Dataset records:
══════════════════════════════

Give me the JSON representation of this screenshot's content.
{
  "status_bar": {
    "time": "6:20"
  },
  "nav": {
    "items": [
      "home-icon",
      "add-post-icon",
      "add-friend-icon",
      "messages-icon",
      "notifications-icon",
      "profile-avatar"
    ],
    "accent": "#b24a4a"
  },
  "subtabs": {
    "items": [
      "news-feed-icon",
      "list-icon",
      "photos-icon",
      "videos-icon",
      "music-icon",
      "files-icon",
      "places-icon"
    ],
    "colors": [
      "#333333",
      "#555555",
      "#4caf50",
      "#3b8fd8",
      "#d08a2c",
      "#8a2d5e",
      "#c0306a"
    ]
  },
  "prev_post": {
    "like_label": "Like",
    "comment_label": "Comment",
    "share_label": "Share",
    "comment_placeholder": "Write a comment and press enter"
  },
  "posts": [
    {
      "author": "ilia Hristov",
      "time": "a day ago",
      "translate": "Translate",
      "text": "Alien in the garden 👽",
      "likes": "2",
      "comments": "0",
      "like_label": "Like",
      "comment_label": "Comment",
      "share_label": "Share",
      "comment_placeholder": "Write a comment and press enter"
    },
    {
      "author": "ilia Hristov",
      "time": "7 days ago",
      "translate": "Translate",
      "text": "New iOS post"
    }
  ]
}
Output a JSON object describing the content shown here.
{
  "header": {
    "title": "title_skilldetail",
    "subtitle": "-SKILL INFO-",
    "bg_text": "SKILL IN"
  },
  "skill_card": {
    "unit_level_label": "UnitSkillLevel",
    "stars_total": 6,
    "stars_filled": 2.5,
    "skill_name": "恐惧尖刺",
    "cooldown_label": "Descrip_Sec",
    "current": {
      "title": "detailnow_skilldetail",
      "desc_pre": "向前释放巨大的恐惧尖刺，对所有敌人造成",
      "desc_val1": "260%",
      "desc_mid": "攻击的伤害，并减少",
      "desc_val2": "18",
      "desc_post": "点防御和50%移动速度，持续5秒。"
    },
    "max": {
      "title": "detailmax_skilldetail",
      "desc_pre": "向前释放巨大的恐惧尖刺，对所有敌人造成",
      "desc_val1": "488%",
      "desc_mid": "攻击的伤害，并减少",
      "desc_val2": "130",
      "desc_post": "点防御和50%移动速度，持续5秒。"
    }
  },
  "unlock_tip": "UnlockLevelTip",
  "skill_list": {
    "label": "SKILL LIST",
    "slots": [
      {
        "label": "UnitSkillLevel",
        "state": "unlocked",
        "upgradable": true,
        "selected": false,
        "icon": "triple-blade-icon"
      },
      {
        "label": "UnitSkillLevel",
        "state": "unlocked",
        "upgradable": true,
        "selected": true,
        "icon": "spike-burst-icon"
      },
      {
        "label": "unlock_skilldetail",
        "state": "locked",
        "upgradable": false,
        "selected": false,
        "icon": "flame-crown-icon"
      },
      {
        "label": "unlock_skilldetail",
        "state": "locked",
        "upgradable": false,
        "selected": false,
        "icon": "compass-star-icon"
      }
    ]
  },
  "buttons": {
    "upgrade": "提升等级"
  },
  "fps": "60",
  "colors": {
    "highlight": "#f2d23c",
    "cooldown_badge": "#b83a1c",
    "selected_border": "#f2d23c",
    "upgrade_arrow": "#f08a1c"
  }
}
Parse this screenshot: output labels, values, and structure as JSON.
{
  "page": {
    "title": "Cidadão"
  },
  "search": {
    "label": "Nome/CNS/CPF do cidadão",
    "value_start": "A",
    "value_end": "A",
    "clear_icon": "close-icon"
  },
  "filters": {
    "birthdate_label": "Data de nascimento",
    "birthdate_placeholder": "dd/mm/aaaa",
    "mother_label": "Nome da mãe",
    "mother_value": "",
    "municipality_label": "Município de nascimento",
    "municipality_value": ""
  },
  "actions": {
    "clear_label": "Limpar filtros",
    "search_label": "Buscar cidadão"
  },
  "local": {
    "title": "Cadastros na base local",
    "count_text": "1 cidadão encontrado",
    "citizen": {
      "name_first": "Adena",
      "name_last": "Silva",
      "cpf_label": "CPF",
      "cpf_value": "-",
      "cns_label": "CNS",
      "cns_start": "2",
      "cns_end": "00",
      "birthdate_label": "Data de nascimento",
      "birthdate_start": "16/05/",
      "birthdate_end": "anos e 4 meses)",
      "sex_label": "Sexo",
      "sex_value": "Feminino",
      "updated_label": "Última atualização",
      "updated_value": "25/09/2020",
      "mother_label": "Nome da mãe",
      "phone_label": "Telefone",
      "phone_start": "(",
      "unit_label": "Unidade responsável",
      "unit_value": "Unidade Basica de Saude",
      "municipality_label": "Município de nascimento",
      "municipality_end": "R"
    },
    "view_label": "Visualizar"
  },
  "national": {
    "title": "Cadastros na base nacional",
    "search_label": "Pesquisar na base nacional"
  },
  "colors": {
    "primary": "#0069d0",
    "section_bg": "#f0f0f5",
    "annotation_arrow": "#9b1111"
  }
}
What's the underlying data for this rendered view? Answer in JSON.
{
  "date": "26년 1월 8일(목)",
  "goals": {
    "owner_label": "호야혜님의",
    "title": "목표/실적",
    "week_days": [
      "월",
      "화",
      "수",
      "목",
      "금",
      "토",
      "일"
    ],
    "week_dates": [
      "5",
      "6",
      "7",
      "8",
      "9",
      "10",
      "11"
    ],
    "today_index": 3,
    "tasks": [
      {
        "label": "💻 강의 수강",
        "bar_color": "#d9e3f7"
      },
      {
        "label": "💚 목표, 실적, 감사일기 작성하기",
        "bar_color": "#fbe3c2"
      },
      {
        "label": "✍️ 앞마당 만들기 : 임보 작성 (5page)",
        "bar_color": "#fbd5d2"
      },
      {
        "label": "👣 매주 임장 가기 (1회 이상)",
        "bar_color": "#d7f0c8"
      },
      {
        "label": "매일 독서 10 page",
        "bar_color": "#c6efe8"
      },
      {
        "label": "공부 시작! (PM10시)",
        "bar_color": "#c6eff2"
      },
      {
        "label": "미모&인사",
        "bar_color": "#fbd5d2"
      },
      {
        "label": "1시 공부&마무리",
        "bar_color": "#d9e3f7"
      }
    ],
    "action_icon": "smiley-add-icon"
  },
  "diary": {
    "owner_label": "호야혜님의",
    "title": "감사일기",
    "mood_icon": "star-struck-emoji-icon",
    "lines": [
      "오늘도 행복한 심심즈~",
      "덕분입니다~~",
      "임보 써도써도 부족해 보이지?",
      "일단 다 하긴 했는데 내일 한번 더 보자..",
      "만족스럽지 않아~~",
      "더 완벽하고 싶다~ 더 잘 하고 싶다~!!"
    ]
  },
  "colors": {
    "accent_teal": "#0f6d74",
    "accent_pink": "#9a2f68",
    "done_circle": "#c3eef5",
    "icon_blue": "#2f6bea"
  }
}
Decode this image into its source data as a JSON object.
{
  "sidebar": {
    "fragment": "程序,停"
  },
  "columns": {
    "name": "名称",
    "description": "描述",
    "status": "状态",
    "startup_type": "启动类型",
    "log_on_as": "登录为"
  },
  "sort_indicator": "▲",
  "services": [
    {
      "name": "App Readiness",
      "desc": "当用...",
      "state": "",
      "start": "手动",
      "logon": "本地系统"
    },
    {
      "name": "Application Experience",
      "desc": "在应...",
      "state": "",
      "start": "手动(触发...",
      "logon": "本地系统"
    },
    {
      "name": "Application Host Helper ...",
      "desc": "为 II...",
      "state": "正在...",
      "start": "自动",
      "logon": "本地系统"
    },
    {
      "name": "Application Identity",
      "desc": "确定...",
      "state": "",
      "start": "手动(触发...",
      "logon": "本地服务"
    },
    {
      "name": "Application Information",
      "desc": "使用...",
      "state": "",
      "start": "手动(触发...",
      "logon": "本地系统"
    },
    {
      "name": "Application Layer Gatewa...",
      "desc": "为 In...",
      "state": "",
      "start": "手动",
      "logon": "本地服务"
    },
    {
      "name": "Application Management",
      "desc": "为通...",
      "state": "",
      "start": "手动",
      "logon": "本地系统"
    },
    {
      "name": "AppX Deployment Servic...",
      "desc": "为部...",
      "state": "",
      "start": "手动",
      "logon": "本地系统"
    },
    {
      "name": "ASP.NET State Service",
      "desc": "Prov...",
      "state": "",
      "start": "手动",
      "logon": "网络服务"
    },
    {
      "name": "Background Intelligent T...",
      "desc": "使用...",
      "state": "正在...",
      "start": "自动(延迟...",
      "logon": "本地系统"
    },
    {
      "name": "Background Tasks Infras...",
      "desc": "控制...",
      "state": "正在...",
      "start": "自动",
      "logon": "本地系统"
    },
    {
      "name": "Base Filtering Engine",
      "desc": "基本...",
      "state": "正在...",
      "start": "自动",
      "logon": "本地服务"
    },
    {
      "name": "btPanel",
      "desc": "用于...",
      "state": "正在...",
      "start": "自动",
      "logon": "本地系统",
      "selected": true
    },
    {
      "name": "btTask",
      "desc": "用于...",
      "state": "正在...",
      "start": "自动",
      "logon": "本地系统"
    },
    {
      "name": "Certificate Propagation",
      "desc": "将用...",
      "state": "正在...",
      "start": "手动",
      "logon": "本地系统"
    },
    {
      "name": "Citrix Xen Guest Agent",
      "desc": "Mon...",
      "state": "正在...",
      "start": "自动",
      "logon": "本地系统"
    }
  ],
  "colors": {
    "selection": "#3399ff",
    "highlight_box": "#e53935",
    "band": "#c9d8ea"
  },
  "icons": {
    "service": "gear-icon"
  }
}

══════════════════════════════

* [TASK TO COMPLETE]: Reproduce every line from the entries that holds the word "Unidade".

* [REPLY]:
      "unit_label": "Unidade responsável",
      "unit_value": "Unidade Basica de Saude",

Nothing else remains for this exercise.